----- DATA IN THIS EXERCISE

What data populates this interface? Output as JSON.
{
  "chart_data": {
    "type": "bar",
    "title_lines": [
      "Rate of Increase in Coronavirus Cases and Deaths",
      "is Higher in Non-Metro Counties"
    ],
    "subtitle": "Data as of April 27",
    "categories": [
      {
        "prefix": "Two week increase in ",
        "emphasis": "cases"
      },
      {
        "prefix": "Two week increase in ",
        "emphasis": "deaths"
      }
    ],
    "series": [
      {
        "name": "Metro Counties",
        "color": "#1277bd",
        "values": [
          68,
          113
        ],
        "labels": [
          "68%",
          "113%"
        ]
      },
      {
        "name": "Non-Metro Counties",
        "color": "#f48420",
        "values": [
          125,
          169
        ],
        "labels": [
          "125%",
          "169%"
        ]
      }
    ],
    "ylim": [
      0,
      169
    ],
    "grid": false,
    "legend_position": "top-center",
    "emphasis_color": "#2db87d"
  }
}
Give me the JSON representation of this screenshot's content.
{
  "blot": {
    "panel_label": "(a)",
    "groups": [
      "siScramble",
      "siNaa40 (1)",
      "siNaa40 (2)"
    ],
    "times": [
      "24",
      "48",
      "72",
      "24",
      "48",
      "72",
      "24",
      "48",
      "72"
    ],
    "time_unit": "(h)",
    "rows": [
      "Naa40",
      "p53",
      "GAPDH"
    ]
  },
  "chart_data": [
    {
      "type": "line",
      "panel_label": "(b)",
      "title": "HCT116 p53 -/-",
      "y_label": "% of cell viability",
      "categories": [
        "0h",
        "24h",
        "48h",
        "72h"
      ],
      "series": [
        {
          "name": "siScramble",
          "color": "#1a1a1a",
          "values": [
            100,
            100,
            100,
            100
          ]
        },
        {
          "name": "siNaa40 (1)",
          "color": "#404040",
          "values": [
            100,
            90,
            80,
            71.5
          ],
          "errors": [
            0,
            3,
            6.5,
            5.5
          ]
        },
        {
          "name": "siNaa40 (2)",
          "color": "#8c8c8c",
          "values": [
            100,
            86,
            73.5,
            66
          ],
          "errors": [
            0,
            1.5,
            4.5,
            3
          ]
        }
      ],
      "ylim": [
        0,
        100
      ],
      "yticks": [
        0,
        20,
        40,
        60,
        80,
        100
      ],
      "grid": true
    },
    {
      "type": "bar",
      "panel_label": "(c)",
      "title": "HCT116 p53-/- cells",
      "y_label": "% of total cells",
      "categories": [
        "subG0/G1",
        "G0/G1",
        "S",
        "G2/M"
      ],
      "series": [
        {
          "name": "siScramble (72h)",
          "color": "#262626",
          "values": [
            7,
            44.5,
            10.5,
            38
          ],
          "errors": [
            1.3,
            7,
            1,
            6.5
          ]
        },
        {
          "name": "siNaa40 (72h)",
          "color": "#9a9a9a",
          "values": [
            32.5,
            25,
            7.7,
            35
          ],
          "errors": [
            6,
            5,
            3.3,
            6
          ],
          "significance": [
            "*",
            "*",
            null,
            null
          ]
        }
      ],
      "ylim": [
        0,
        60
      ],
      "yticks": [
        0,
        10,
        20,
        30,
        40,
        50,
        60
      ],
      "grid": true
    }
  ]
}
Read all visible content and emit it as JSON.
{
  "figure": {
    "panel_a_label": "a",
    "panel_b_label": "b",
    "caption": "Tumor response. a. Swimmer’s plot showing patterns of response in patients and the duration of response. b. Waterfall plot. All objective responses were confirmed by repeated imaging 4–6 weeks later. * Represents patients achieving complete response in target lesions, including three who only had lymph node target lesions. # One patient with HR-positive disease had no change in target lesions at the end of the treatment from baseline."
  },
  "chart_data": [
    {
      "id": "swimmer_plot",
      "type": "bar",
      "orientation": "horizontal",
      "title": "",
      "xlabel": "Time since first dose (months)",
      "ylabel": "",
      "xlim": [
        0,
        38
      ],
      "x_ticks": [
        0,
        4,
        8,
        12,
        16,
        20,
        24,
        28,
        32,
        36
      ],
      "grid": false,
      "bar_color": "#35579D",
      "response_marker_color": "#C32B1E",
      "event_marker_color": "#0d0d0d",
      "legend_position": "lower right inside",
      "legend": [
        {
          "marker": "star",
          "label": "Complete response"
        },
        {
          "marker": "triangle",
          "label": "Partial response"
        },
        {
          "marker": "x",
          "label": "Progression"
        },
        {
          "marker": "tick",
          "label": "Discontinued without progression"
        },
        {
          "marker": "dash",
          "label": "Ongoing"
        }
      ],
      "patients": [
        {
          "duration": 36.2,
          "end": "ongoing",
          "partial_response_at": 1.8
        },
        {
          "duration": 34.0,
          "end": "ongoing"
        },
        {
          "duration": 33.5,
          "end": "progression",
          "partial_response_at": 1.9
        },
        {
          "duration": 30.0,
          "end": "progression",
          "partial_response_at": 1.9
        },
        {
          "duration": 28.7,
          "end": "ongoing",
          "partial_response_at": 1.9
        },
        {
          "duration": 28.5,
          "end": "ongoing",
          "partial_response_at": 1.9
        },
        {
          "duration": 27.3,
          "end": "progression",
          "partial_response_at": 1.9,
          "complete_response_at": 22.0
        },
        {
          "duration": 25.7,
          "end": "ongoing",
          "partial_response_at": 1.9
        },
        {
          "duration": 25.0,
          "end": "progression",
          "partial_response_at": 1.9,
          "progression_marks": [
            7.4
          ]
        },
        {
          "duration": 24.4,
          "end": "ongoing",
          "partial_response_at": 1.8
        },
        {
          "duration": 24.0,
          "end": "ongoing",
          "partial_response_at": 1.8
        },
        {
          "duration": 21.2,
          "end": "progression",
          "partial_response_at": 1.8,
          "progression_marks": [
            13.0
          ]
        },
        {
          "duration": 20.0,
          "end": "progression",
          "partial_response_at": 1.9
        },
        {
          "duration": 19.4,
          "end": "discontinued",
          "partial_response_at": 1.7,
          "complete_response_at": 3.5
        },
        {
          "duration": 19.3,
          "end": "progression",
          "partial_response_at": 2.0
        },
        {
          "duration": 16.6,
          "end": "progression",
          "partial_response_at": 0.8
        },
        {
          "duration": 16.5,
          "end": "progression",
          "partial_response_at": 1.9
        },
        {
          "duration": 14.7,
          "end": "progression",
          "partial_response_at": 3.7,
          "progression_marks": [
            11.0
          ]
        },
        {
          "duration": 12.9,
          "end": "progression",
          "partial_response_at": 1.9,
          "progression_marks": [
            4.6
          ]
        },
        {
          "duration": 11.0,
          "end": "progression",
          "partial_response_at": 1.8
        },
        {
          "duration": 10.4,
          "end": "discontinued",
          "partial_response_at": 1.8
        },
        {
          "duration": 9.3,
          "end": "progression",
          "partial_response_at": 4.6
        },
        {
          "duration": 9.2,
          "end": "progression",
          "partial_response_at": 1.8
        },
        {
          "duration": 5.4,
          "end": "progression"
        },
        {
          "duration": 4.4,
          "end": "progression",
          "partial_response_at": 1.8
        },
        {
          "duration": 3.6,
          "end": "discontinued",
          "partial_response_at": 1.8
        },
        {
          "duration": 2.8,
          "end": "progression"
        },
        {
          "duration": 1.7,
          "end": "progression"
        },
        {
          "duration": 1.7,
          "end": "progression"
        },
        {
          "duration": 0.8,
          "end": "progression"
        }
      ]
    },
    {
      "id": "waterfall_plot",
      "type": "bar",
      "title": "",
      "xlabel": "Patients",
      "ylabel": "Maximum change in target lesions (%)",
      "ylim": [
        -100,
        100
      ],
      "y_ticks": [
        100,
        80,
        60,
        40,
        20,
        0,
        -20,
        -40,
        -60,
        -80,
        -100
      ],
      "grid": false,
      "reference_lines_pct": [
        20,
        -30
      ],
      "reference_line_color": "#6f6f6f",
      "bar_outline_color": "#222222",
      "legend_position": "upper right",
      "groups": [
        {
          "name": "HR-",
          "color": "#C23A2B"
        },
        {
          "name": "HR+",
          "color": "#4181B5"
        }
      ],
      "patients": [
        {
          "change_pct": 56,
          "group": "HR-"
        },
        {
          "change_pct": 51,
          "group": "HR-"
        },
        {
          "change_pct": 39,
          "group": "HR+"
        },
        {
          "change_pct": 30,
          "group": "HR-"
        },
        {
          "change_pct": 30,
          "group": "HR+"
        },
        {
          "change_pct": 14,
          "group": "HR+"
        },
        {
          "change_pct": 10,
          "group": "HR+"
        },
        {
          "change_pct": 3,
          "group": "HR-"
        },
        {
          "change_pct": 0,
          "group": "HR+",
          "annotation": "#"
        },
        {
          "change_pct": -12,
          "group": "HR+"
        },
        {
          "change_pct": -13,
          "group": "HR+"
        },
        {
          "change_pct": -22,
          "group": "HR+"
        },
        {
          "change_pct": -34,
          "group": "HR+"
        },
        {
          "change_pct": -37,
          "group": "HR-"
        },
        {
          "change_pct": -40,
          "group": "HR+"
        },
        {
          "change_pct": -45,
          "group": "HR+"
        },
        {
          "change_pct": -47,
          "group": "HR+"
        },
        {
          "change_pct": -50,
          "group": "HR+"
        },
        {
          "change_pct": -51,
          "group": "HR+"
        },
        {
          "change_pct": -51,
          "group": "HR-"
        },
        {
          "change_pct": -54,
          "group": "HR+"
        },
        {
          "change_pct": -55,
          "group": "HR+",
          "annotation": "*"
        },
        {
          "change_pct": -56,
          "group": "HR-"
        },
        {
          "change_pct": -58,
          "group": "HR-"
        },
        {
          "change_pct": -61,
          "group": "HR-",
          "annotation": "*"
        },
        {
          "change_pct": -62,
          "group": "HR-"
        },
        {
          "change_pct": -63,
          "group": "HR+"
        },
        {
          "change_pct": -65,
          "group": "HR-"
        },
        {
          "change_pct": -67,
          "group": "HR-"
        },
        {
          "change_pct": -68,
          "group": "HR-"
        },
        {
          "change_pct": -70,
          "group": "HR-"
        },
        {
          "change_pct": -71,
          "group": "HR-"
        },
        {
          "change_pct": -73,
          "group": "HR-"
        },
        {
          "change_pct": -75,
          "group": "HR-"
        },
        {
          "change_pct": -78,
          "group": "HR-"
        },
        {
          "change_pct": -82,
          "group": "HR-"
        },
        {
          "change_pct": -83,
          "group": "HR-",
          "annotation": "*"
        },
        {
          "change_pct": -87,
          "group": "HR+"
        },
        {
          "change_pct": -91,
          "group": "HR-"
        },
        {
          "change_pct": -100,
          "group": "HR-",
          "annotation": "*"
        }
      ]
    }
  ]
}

----------

§ **EXERCISE OBJECTIVE**
Which lines of the records above hold the word "cells"? Copy each one out.

§ **YOUR RESPONSE**
      "title": "HCT116 p53-/- cells",
      "y_label": "% of total cells",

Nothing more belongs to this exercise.